▶ **Task brief**
Pull each line containing "mean" out of the data and copy it.

▶ **Dataset**

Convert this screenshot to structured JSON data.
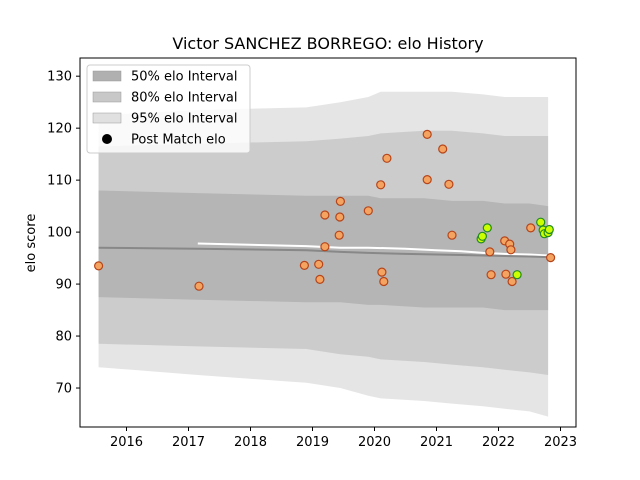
{
  "chart_data": {
    "type": "scatter",
    "title": "Victor SANCHEZ BORREGO: elo History",
    "xlabel": "",
    "ylabel": "elo score",
    "xlim": [
      2015.25,
      2023.25
    ],
    "ylim": [
      62.5,
      133.5
    ],
    "x_ticks": [
      2016,
      2017,
      2018,
      2019,
      2020,
      2021,
      2022,
      2023
    ],
    "y_ticks": [
      70,
      80,
      90,
      100,
      110,
      120,
      130
    ],
    "legend": {
      "position": "top-left",
      "entries": [
        {
          "label": "50% elo Interval",
          "color": "#b0b0b0",
          "kind": "patch"
        },
        {
          "label": "80% elo Interval",
          "color": "#c8c8c8",
          "kind": "patch"
        },
        {
          "label": "95% elo Interval",
          "color": "#e0e0e0",
          "kind": "patch"
        },
        {
          "label": "Post Match elo",
          "color": "#000000",
          "kind": "marker"
        }
      ]
    },
    "bands": [
      {
        "name": "95% elo Interval",
        "color": "#e0e0e0",
        "x": [
          2015.55,
          2017.15,
          2018.9,
          2019.45,
          2019.9,
          2020.1,
          2020.8,
          2021.25,
          2021.75,
          2022.1,
          2022.5,
          2022.8
        ],
        "upper": [
          122.5,
          123.5,
          124.0,
          125.0,
          126.0,
          127.0,
          127.0,
          127.0,
          126.5,
          126.0,
          126.0,
          126.0
        ],
        "lower": [
          74.0,
          72.5,
          71.0,
          70.0,
          68.5,
          68.0,
          67.5,
          67.0,
          66.5,
          66.0,
          65.5,
          64.5
        ]
      },
      {
        "name": "80% elo Interval",
        "color": "#c8c8c8",
        "x": [
          2015.55,
          2017.15,
          2018.9,
          2019.45,
          2019.9,
          2020.1,
          2020.8,
          2021.25,
          2021.75,
          2022.1,
          2022.5,
          2022.8
        ],
        "upper": [
          116.5,
          117.0,
          117.5,
          118.0,
          118.5,
          119.0,
          119.5,
          119.5,
          119.0,
          118.5,
          118.5,
          118.5
        ],
        "lower": [
          78.5,
          78.0,
          77.5,
          76.5,
          76.0,
          75.5,
          75.0,
          74.5,
          74.0,
          73.5,
          73.0,
          72.5
        ]
      },
      {
        "name": "50% elo Interval",
        "color": "#b0b0b0",
        "x": [
          2015.55,
          2017.15,
          2018.9,
          2019.45,
          2019.9,
          2020.1,
          2020.8,
          2021.25,
          2021.75,
          2022.1,
          2022.5,
          2022.8
        ],
        "upper": [
          108.0,
          107.5,
          107.0,
          107.0,
          107.0,
          106.5,
          106.5,
          106.0,
          106.0,
          105.5,
          105.5,
          105.0
        ],
        "lower": [
          87.5,
          87.0,
          86.5,
          86.5,
          86.0,
          86.0,
          85.5,
          85.5,
          85.5,
          85.0,
          85.0,
          85.0
        ]
      }
    ],
    "lines": [
      {
        "name": "mean",
        "color": "#ffffff",
        "x": [
          2017.15,
          2018.9,
          2019.45,
          2019.9,
          2020.5,
          2021.0,
          2021.4,
          2021.75,
          2022.1,
          2022.5,
          2022.8
        ],
        "y": [
          97.8,
          97.3,
          97.0,
          97.0,
          96.8,
          96.5,
          96.3,
          96.0,
          95.8,
          95.7,
          95.5
        ]
      },
      {
        "name": "baseline",
        "color": "#888888",
        "x": [
          2015.55,
          2017.15,
          2018.9,
          2019.45,
          2019.9,
          2020.5,
          2021.0,
          2021.4,
          2021.75,
          2022.1,
          2022.5,
          2022.8
        ],
        "y": [
          97.0,
          96.8,
          96.5,
          96.2,
          96.0,
          95.8,
          95.7,
          95.6,
          95.5,
          95.4,
          95.3,
          95.2
        ]
      }
    ],
    "points": [
      {
        "x": 2015.55,
        "y": 93.5,
        "color": "#f4a460"
      },
      {
        "x": 2017.17,
        "y": 89.6,
        "color": "#f4a460"
      },
      {
        "x": 2018.87,
        "y": 93.6,
        "color": "#f4a460"
      },
      {
        "x": 2019.1,
        "y": 93.8,
        "color": "#f4a460"
      },
      {
        "x": 2019.12,
        "y": 90.9,
        "color": "#f4a460"
      },
      {
        "x": 2019.2,
        "y": 103.3,
        "color": "#f4a460"
      },
      {
        "x": 2019.2,
        "y": 97.2,
        "color": "#f4a460"
      },
      {
        "x": 2019.45,
        "y": 105.9,
        "color": "#f4a460"
      },
      {
        "x": 2019.44,
        "y": 102.9,
        "color": "#f4a460"
      },
      {
        "x": 2019.43,
        "y": 99.4,
        "color": "#f4a460"
      },
      {
        "x": 2019.9,
        "y": 104.1,
        "color": "#f4a460"
      },
      {
        "x": 2020.1,
        "y": 109.1,
        "color": "#f4a460"
      },
      {
        "x": 2020.12,
        "y": 92.3,
        "color": "#f4a460"
      },
      {
        "x": 2020.15,
        "y": 90.5,
        "color": "#f4a460"
      },
      {
        "x": 2020.2,
        "y": 114.2,
        "color": "#f4a460"
      },
      {
        "x": 2020.85,
        "y": 118.8,
        "color": "#f4a460"
      },
      {
        "x": 2020.85,
        "y": 110.1,
        "color": "#f4a460"
      },
      {
        "x": 2021.1,
        "y": 116.0,
        "color": "#f4a460"
      },
      {
        "x": 2021.2,
        "y": 109.2,
        "color": "#f4a460"
      },
      {
        "x": 2021.25,
        "y": 99.4,
        "color": "#f4a460"
      },
      {
        "x": 2021.72,
        "y": 98.7,
        "color": "#ccff00"
      },
      {
        "x": 2021.74,
        "y": 99.2,
        "color": "#ccff00"
      },
      {
        "x": 2021.82,
        "y": 100.8,
        "color": "#ccff00"
      },
      {
        "x": 2021.86,
        "y": 96.2,
        "color": "#f4a460"
      },
      {
        "x": 2021.88,
        "y": 91.8,
        "color": "#f4a460"
      },
      {
        "x": 2022.1,
        "y": 98.3,
        "color": "#f4a460"
      },
      {
        "x": 2022.12,
        "y": 91.9,
        "color": "#f4a460"
      },
      {
        "x": 2022.18,
        "y": 97.7,
        "color": "#f4a460"
      },
      {
        "x": 2022.2,
        "y": 96.6,
        "color": "#f4a460"
      },
      {
        "x": 2022.22,
        "y": 90.5,
        "color": "#f4a460"
      },
      {
        "x": 2022.3,
        "y": 91.8,
        "color": "#ccff00"
      },
      {
        "x": 2022.52,
        "y": 100.8,
        "color": "#f4a460"
      },
      {
        "x": 2022.68,
        "y": 101.9,
        "color": "#ccff00"
      },
      {
        "x": 2022.72,
        "y": 100.4,
        "color": "#ccff00"
      },
      {
        "x": 2022.74,
        "y": 99.7,
        "color": "#ccff00"
      },
      {
        "x": 2022.8,
        "y": 99.9,
        "color": "#ccff00"
      },
      {
        "x": 2022.82,
        "y": 100.5,
        "color": "#ccff00"
      },
      {
        "x": 2022.84,
        "y": 95.1,
        "color": "#f4a460"
      }
    ],
    "grid": false
  }
}
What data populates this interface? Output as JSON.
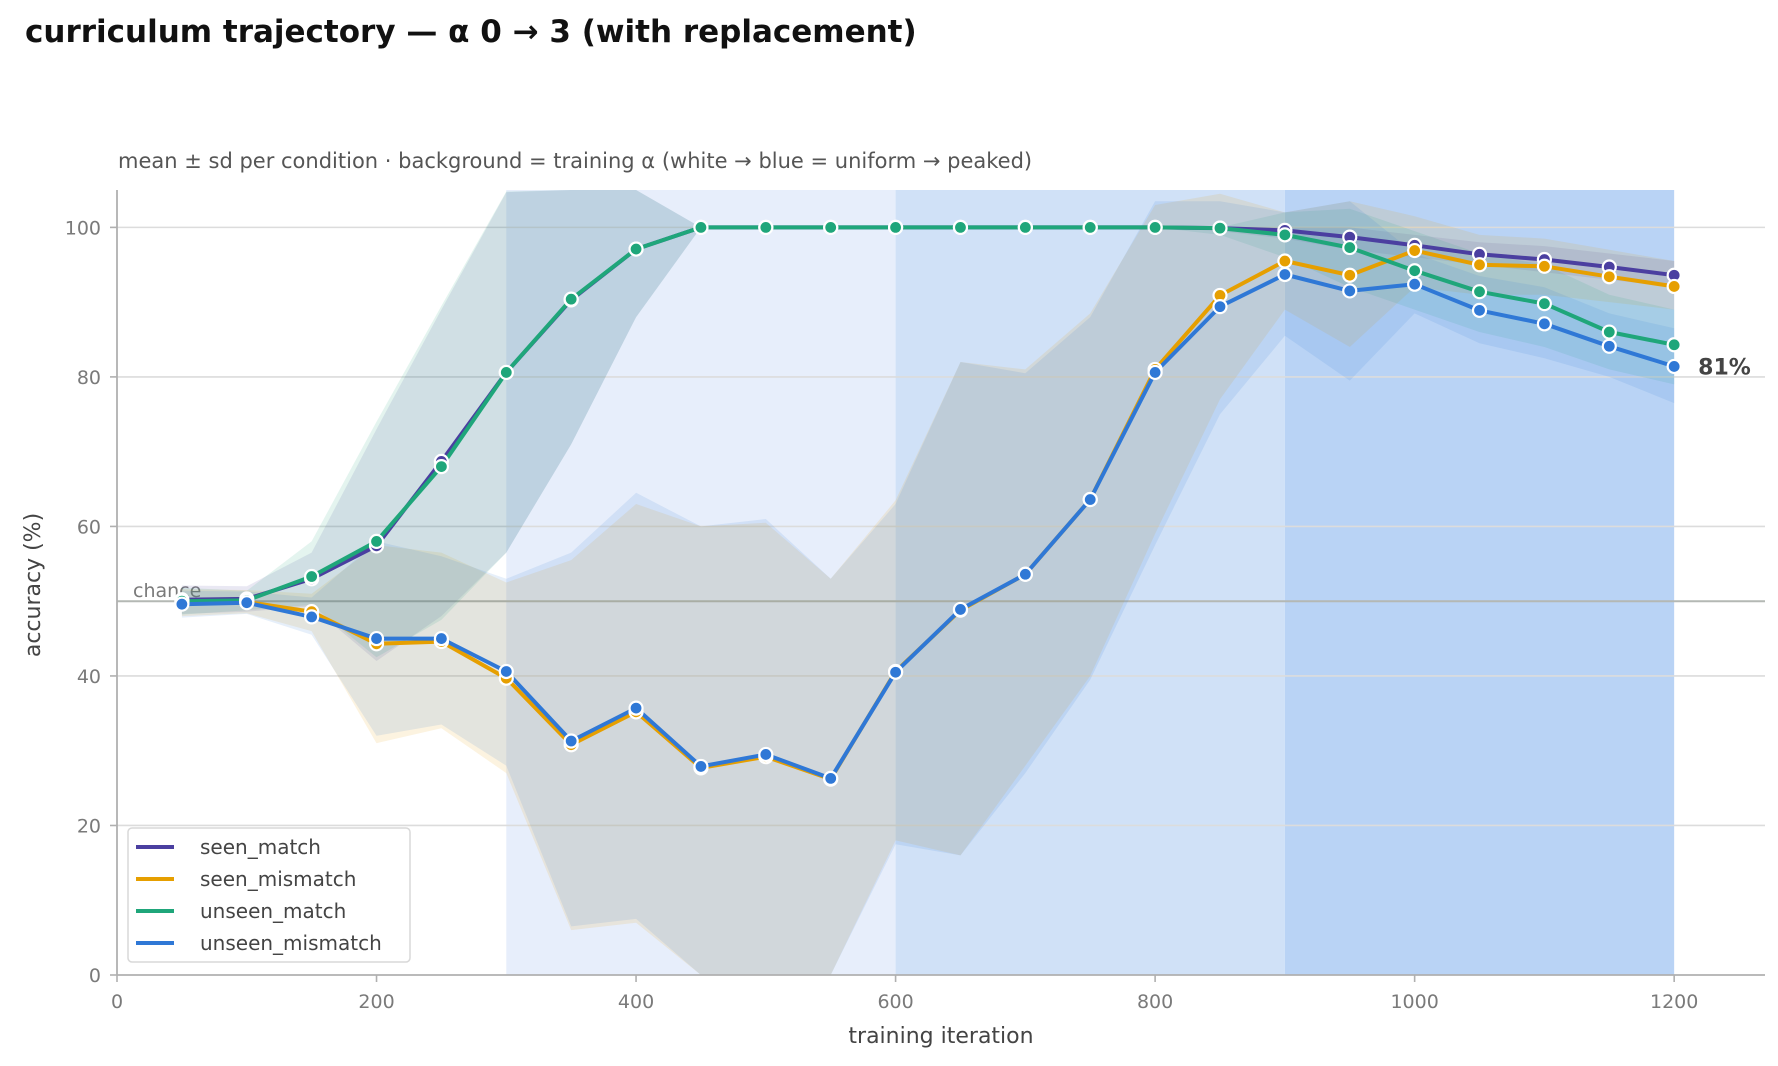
{
  "chart_data": {
    "type": "line",
    "title": "curriculum trajectory — α 0 → 3 (with replacement)",
    "subtitle": "mean ± sd per condition · background = training α (white → blue = uniform → peaked)",
    "xlabel": "training iteration",
    "ylabel": "accuracy (%)",
    "xlim": [
      0,
      1270
    ],
    "ylim": [
      0,
      105
    ],
    "x_ticks": [
      0,
      200,
      400,
      600,
      800,
      1000,
      1200
    ],
    "y_ticks": [
      0,
      20,
      40,
      60,
      80,
      100
    ],
    "grid": "horizontal",
    "legend_position": "lower-left",
    "reference_line": {
      "value": 50,
      "label": "chance",
      "color": "#b4b8b4"
    },
    "end_annotation": {
      "text": "81%",
      "series": "unseen_mismatch"
    },
    "background_bands": [
      {
        "x_start": 300,
        "x_end": 600,
        "color": "#e7eefb"
      },
      {
        "x_start": 600,
        "x_end": 900,
        "color": "#d0e1f7"
      },
      {
        "x_start": 900,
        "x_end": 1200,
        "color": "#b9d3f5"
      }
    ],
    "x": [
      50,
      100,
      150,
      200,
      250,
      300,
      350,
      400,
      450,
      500,
      550,
      600,
      650,
      700,
      750,
      800,
      850,
      900,
      950,
      1000,
      1050,
      1100,
      1150,
      1200
    ],
    "series": [
      {
        "name": "seen_match",
        "color": "#4b3fa0",
        "values": [
          50.2,
          50.3,
          53.0,
          57.4,
          68.7,
          80.6,
          90.3,
          97.1,
          100,
          100,
          100,
          100,
          100,
          100,
          100,
          100,
          99.9,
          99.6,
          98.7,
          97.6,
          96.4,
          95.7,
          94.7,
          93.6
        ],
        "sd_lower": [
          48.3,
          48.6,
          49.3,
          42.0,
          48.0,
          56.5,
          71.0,
          88.0,
          100,
          100,
          100,
          100,
          100,
          100,
          100,
          100,
          99.5,
          98.5,
          97.0,
          96.0,
          95.0,
          94.0,
          93.0,
          92.0
        ],
        "sd_upper": [
          52.1,
          52.0,
          56.5,
          73.0,
          89.0,
          104.7,
          105,
          105,
          100,
          100,
          100,
          100,
          100,
          100,
          100,
          100,
          100,
          100,
          100,
          99.0,
          98.0,
          97.5,
          96.5,
          95.5
        ]
      },
      {
        "name": "seen_mismatch",
        "color": "#e69f00",
        "values": [
          49.8,
          49.9,
          48.6,
          44.3,
          44.6,
          39.7,
          30.8,
          35.2,
          27.7,
          29.2,
          26.2,
          40.6,
          48.8,
          53.6,
          63.6,
          81.0,
          90.9,
          95.5,
          93.6,
          96.9,
          95.0,
          94.8,
          93.4,
          92.1
        ],
        "sd_lower": [
          48.0,
          48.4,
          46.0,
          31.0,
          33.0,
          27.0,
          6.0,
          7.0,
          0,
          0,
          0,
          18.0,
          16.0,
          28.0,
          40.0,
          59.0,
          77.0,
          89.0,
          84.0,
          92.0,
          91.0,
          91.0,
          90.0,
          89.0
        ],
        "sd_upper": [
          51.6,
          51.5,
          51.0,
          57.5,
          56.5,
          52.5,
          55.5,
          63.0,
          60.0,
          60.5,
          53.0,
          63.5,
          82.0,
          81.0,
          88.5,
          103.0,
          104.5,
          102.0,
          103.5,
          101.5,
          99.0,
          98.5,
          97.0,
          95.5
        ]
      },
      {
        "name": "unseen_match",
        "color": "#1fa67a",
        "values": [
          50.0,
          50.1,
          53.3,
          58.0,
          68.0,
          80.6,
          90.4,
          97.1,
          100,
          100,
          100,
          100,
          100,
          100,
          100,
          100,
          99.9,
          99.0,
          97.3,
          94.2,
          91.4,
          89.8,
          86.0,
          84.3
        ],
        "sd_lower": [
          48.2,
          48.8,
          49.5,
          42.5,
          47.5,
          56.5,
          71.0,
          88.0,
          100,
          100,
          100,
          100,
          100,
          100,
          100,
          100,
          99.0,
          96.0,
          92.0,
          89.0,
          86.0,
          84.0,
          81.0,
          79.0
        ],
        "sd_upper": [
          51.8,
          51.4,
          58.0,
          74.0,
          89.5,
          104.8,
          105,
          105,
          100,
          100,
          100,
          100,
          100,
          100,
          100,
          100,
          100,
          102.0,
          102.5,
          99.5,
          96.5,
          95.0,
          91.0,
          89.0
        ]
      },
      {
        "name": "unseen_mismatch",
        "color": "#2f78d6",
        "values": [
          49.6,
          49.8,
          47.9,
          45.0,
          45.0,
          40.6,
          31.3,
          35.7,
          27.9,
          29.5,
          26.3,
          40.5,
          48.9,
          53.6,
          63.6,
          80.6,
          89.4,
          93.7,
          91.5,
          92.4,
          88.9,
          87.1,
          84.1,
          81.4
        ],
        "sd_lower": [
          47.8,
          48.3,
          45.5,
          32.0,
          33.5,
          28.0,
          6.5,
          7.5,
          0,
          0,
          0,
          17.5,
          16.0,
          27.0,
          39.5,
          57.5,
          75.0,
          85.5,
          79.5,
          88.5,
          84.5,
          82.5,
          80.0,
          76.5
        ],
        "sd_upper": [
          51.4,
          51.3,
          50.5,
          58.0,
          56.0,
          53.0,
          56.5,
          64.5,
          60.0,
          61.0,
          53.0,
          63.0,
          82.0,
          80.5,
          88.0,
          103.5,
          103.5,
          102.0,
          103.5,
          96.5,
          93.5,
          92.0,
          88.5,
          86.5
        ]
      }
    ]
  }
}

▶ **Expected answer**
        "name": "mean",
    "subtitle": "mean ± sd per condition · background = training α (white → blue = uniform → peaked)",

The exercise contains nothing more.